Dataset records
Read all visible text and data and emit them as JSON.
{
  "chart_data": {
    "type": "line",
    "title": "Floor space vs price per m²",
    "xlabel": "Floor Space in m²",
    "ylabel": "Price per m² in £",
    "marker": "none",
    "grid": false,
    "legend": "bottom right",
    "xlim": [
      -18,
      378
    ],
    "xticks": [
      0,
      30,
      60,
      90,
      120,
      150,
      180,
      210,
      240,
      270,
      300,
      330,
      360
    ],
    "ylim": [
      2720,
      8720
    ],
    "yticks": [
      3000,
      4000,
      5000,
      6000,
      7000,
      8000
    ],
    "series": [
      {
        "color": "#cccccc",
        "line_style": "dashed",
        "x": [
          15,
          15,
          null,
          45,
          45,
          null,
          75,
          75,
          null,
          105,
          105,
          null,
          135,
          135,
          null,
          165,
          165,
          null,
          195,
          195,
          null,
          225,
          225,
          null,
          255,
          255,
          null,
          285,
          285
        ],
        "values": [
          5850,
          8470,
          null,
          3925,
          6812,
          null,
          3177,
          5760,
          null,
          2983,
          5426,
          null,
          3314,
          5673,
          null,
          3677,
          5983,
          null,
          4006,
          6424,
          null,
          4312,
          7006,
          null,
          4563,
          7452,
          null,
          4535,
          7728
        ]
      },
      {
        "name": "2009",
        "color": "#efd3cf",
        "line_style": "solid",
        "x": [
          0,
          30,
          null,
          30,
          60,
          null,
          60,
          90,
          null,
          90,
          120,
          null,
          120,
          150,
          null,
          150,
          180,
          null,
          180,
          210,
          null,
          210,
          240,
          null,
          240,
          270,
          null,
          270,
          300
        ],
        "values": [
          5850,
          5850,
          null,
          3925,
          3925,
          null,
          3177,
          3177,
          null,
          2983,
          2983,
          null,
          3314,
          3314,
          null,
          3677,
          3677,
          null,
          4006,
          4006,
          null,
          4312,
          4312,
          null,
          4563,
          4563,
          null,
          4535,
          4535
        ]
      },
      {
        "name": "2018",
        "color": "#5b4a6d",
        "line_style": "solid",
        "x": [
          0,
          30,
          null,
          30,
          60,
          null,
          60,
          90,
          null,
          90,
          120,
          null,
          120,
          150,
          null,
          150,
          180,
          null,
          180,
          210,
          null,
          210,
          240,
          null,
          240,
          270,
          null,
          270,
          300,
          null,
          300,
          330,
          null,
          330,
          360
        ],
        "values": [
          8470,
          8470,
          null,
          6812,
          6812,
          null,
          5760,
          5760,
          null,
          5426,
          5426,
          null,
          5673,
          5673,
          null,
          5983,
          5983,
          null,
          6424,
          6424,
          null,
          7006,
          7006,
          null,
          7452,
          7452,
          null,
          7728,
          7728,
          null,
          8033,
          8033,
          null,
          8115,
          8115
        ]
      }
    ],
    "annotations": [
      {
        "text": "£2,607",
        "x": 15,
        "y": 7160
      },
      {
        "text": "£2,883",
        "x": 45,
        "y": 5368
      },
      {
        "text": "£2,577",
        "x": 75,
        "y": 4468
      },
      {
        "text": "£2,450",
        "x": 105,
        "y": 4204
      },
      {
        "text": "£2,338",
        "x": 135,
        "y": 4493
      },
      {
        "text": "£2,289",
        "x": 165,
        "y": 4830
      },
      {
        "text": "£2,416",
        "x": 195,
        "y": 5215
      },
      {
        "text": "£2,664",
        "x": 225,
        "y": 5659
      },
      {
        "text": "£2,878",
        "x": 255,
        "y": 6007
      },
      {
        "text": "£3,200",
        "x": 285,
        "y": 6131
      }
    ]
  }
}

— What to work on —
Repeat each record exactly, leaving nothing out.

— Response below —
Read all visible text and data and emit them as JSON.
{
  "chart_data": {
    "type": "line",
    "title": "Floor space vs price per m²",
    "xlabel": "Floor Space in m²",
    "ylabel": "Price per m² in £",
    "marker": "none",
    "grid": false,
    "legend": "bottom right",
    "xlim": [
      -18,
      378
    ],
    "xticks": [
      0,
      30,
      60,
      90,
      120,
      150,
      180,
      210,
      240,
      270,
      300,
      330,
      360
    ],
    "ylim": [
      2720,
      8720
    ],
    "yticks": [
      3000,
      4000,
      5000,
      6000,
      7000,
      8000
    ],
    "series": [
      {
        "color": "#cccccc",
        "line_style": "dashed",
        "x": [
          15,
          15,
          null,
          45,
          45,
          null,
          75,
          75,
          null,
          105,
          105,
          null,
          135,
          135,
          null,
          165,
          165,
          null,
          195,
          195,
          null,
          225,
          225,
          null,
          255,
          255,
          null,
          285,
          285
        ],
        "values": [
          5850,
          8470,
          null,
          3925,
          6812,
          null,
          3177,
          5760,
          null,
          2983,
          5426,
          null,
          3314,
          5673,
          null,
          3677,
          5983,
          null,
          4006,
          6424,
          null,
          4312,
          7006,
          null,
          4563,
          7452,
          null,
          4535,
          7728
        ]
      },
      {
        "name": "2009",
        "color": "#efd3cf",
        "line_style": "solid",
        "x": [
          0,
          30,
          null,
          30,
          60,
          null,
          60,
          90,
          null,
          90,
          120,
          null,
          120,
          150,
          null,
          150,
          180,
          null,
          180,
          210,
          null,
          210,
          240,
          null,
          240,
          270,
          null,
          270,
          300
        ],
        "values": [
          5850,
          5850,
          null,
          3925,
          3925,
          null,
          3177,
          3177,
          null,
          2983,
          2983,
          null,
          3314,
          3314,
          null,
          3677,
          3677,
          null,
          4006,
          4006,
          null,
          4312,
          4312,
          null,
          4563,
          4563,
          null,
          4535,
          4535
        ]
      },
      {
        "name": "2018",
        "color": "#5b4a6d",
        "line_style": "solid",
        "x": [
          0,
          30,
          null,
          30,
          60,
          null,
          60,
          90,
          null,
          90,
          120,
          null,
          120,
          150,
          null,
          150,
          180,
          null,
          180,
          210,
          null,
          210,
          240,
          null,
          240,
          270,
          null,
          270,
          300,
          null,
          300,
          330,
          null,
          330,
          360
        ],
        "values": [
          8470,
          8470,
          null,
          6812,
          6812,
          null,
          5760,
          5760,
          null,
          5426,
          5426,
          null,
          5673,
          5673,
          null,
          5983,
          5983,
          null,
          6424,
          6424,
          null,
          7006,
          7006,
          null,
          7452,
          7452,
          null,
          7728,
          7728,
          null,
          8033,
          8033,
          null,
          8115,
          8115
        ]
      }
    ],
    "annotations": [
      {
        "text": "£2,607",
        "x": 15,
        "y": 7160
      },
      {
        "text": "£2,883",
        "x": 45,
        "y": 5368
      },
      {
        "text": "£2,577",
        "x": 75,
        "y": 4468
      },
      {
        "text": "£2,450",
        "x": 105,
        "y": 4204
      },
      {
        "text": "£2,338",
        "x": 135,
        "y": 4493
      },
      {
        "text": "£2,289",
        "x": 165,
        "y": 4830
      },
      {
        "text": "£2,416",
        "x": 195,
        "y": 5215
      },
      {
        "text": "£2,664",
        "x": 225,
        "y": 5659
      },
      {
        "text": "£2,878",
        "x": 255,
        "y": 6007
      },
      {
        "text": "£3,200",
        "x": 285,
        "y": 6131
      }
    ]
  }
}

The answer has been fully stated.